## AIM OF THE EXERCISE
Say how many lines contain the string "COVID". Give no other output.

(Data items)
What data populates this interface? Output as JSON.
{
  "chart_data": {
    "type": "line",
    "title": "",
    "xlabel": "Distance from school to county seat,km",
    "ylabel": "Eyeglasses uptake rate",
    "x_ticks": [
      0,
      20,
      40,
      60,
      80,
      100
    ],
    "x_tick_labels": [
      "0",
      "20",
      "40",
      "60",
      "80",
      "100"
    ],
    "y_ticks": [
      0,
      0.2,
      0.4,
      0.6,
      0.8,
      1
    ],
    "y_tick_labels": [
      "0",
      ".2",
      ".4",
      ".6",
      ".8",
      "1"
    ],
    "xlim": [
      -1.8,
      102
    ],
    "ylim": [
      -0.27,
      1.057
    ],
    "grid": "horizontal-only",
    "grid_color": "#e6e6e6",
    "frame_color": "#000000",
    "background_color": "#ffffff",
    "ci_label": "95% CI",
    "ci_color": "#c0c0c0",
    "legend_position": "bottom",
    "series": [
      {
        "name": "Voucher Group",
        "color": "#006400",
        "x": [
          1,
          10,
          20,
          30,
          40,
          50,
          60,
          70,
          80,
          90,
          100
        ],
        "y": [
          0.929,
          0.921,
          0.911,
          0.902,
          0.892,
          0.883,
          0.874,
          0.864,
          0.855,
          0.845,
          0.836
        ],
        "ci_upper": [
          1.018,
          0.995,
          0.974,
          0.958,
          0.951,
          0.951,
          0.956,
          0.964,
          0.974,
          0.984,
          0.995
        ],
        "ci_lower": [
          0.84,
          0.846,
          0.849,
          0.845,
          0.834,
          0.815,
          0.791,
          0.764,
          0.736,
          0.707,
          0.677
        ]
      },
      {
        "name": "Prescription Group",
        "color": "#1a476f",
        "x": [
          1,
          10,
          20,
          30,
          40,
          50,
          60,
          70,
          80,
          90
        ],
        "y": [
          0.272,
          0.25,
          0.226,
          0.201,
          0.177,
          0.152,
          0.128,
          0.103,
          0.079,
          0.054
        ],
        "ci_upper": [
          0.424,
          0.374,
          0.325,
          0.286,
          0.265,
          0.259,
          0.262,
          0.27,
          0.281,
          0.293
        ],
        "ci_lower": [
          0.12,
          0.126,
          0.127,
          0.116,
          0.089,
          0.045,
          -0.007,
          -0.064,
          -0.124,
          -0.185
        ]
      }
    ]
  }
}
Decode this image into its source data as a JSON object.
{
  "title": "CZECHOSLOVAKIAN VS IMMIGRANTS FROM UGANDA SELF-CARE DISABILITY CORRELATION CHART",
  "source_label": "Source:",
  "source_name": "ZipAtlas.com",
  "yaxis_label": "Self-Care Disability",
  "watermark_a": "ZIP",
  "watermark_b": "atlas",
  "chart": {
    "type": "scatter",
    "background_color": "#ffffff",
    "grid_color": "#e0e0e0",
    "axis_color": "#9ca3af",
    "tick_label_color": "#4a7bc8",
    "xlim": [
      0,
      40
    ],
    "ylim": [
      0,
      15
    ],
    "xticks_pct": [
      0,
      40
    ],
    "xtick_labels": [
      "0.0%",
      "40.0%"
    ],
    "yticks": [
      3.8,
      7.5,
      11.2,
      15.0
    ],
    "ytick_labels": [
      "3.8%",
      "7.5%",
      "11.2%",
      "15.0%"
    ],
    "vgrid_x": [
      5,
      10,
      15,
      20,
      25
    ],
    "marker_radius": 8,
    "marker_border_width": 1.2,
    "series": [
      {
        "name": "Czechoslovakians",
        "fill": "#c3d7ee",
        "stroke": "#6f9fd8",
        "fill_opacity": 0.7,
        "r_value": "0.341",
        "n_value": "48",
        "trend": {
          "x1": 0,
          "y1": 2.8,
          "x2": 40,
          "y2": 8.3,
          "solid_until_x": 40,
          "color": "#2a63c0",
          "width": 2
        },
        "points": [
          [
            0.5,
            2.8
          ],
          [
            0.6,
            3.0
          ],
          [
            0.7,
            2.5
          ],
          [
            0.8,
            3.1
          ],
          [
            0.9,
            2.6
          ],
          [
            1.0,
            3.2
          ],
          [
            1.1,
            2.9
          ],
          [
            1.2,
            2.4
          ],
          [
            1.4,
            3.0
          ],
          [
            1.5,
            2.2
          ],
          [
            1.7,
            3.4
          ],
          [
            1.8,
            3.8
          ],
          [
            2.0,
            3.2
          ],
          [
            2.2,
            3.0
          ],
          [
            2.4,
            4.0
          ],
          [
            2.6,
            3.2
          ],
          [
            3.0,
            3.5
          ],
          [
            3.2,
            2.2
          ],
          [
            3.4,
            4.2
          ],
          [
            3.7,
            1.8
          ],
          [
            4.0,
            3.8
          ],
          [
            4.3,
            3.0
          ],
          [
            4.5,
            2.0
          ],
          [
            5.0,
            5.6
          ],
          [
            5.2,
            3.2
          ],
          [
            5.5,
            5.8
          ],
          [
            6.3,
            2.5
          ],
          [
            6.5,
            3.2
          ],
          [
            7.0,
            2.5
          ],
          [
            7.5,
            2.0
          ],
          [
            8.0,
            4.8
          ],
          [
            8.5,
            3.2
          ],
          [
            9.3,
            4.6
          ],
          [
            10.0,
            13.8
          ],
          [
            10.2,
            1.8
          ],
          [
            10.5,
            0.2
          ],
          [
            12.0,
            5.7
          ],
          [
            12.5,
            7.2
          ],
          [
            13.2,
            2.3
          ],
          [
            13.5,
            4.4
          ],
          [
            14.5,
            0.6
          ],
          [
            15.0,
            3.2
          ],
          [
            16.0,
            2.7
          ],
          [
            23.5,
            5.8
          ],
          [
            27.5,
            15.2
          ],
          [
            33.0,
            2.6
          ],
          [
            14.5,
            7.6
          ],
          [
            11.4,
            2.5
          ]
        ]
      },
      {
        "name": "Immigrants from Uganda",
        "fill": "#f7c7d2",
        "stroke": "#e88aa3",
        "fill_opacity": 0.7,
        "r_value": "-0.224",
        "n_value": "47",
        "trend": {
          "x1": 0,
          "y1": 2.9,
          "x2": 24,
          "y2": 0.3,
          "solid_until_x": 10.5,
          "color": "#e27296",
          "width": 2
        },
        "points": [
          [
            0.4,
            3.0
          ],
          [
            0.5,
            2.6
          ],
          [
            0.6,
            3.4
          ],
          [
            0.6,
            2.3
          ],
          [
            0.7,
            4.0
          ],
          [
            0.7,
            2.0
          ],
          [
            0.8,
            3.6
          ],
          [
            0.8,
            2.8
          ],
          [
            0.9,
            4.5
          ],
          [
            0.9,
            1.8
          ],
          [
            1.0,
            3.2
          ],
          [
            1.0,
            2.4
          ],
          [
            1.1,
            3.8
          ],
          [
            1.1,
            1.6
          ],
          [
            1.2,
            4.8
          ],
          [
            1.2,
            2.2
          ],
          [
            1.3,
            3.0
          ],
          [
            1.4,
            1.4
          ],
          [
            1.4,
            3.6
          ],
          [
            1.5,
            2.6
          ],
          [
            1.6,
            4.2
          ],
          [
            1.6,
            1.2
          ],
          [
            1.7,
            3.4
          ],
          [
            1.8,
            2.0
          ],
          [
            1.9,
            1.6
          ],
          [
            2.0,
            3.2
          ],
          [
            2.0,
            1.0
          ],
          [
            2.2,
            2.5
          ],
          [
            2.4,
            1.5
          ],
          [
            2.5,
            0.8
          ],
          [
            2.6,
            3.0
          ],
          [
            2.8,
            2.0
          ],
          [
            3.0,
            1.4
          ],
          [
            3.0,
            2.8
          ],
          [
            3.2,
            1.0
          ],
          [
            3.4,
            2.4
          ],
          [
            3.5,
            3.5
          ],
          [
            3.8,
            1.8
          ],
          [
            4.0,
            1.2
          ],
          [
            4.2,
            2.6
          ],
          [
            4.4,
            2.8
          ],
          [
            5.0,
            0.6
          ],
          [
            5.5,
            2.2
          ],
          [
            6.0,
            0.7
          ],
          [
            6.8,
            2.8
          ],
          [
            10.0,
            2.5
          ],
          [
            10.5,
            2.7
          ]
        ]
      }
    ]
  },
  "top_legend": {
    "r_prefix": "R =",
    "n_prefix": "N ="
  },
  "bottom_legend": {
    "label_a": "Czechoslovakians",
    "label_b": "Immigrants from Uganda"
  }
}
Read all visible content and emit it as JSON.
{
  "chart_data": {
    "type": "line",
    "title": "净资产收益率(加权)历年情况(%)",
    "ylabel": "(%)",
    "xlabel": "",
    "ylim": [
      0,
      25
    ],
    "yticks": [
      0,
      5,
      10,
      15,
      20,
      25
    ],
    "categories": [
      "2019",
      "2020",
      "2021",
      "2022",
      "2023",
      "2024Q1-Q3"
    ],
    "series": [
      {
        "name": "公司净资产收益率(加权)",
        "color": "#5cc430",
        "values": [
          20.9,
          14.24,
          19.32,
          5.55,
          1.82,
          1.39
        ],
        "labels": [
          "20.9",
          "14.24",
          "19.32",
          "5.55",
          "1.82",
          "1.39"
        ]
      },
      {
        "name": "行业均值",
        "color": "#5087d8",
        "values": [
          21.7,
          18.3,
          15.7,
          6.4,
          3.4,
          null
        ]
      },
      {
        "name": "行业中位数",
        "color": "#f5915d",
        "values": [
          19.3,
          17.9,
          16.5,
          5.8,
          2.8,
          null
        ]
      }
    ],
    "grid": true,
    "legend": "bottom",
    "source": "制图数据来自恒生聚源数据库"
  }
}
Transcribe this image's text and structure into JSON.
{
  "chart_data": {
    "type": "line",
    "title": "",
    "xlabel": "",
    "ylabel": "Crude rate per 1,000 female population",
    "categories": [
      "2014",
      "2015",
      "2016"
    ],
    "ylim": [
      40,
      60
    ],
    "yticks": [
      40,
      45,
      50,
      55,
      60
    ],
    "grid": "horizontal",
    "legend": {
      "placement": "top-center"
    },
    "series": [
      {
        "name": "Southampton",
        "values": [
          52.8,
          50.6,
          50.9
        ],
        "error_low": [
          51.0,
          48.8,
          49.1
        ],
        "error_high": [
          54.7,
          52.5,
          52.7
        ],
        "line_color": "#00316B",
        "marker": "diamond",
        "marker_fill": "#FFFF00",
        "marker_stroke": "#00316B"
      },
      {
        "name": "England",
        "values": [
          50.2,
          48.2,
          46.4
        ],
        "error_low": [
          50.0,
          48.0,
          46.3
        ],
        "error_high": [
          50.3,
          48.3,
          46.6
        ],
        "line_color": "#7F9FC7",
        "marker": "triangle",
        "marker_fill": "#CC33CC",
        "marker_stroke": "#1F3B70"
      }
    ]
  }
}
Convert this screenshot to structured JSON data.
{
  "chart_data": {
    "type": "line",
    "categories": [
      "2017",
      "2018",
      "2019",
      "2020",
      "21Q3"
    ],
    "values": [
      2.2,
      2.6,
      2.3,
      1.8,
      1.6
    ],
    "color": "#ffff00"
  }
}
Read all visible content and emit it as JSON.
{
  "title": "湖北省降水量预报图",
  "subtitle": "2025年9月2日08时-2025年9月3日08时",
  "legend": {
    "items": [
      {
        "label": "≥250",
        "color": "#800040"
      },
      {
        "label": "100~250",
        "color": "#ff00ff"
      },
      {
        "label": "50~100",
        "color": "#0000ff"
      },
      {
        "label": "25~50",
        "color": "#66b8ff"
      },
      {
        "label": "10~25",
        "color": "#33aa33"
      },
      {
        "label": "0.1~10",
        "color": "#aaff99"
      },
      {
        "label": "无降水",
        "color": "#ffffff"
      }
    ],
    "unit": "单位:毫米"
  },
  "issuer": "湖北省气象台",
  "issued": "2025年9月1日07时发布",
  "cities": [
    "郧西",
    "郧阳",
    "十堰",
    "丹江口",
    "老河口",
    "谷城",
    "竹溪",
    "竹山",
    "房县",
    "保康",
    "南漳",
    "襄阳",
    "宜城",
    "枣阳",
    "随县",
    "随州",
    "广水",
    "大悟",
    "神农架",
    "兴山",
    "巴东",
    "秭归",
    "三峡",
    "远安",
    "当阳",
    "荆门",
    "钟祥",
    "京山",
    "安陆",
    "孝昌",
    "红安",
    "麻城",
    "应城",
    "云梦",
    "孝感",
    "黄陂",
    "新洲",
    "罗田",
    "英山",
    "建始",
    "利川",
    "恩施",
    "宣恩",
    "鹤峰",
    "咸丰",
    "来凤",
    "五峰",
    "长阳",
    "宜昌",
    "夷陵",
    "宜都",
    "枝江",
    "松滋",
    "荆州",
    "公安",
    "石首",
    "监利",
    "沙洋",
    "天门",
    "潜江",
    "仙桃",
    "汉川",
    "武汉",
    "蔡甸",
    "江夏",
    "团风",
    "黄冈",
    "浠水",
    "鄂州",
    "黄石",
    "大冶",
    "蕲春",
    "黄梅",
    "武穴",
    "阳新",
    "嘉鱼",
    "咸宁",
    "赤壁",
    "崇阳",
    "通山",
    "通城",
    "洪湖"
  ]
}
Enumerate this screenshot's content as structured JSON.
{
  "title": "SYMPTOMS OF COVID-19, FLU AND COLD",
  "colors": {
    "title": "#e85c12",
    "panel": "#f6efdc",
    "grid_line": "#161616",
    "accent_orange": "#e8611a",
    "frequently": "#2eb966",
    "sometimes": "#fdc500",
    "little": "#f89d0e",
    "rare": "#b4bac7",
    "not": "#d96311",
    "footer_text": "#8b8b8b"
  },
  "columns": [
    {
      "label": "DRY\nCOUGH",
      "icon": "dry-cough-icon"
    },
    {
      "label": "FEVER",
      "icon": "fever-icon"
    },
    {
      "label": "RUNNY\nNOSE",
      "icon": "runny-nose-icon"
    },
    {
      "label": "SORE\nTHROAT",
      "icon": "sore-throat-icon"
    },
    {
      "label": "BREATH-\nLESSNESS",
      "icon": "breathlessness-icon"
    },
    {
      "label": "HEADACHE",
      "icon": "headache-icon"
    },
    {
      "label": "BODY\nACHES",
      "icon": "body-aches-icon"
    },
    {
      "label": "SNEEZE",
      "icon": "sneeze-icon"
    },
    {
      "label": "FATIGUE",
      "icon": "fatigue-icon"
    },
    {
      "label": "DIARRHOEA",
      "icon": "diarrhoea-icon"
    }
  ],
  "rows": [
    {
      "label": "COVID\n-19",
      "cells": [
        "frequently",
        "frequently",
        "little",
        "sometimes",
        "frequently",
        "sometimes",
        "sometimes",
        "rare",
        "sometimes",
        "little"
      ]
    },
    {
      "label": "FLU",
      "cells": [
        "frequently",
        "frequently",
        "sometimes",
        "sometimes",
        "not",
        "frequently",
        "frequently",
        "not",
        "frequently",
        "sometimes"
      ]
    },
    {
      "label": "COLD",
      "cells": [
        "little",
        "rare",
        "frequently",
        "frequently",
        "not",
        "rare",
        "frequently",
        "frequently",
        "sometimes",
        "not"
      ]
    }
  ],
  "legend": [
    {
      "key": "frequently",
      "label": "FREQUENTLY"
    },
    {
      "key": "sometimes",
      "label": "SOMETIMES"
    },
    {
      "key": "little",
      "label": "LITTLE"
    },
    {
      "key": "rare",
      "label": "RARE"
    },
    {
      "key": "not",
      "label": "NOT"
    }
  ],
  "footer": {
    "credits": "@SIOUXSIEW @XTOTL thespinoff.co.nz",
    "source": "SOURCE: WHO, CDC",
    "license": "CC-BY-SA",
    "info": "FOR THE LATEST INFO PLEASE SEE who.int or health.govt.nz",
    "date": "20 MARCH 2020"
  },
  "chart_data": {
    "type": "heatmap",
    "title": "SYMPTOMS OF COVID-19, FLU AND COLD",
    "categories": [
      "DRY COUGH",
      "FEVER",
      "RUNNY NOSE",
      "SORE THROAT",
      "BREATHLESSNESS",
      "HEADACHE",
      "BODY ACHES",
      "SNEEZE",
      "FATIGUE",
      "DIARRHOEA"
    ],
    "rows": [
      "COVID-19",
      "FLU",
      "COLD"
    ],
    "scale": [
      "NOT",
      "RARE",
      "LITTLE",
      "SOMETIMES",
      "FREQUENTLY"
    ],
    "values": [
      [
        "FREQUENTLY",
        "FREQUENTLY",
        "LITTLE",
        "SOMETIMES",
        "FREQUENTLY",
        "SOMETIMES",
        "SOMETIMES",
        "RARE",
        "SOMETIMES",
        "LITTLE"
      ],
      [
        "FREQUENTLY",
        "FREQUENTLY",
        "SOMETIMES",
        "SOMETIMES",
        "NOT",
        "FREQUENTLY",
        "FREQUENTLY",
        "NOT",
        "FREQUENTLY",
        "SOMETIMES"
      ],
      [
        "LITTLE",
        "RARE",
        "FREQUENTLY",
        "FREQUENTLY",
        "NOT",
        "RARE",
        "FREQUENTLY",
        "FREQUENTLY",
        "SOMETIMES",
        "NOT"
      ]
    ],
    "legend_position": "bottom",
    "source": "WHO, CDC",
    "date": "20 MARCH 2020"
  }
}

## ANSWER TO THIS PROBLEM
4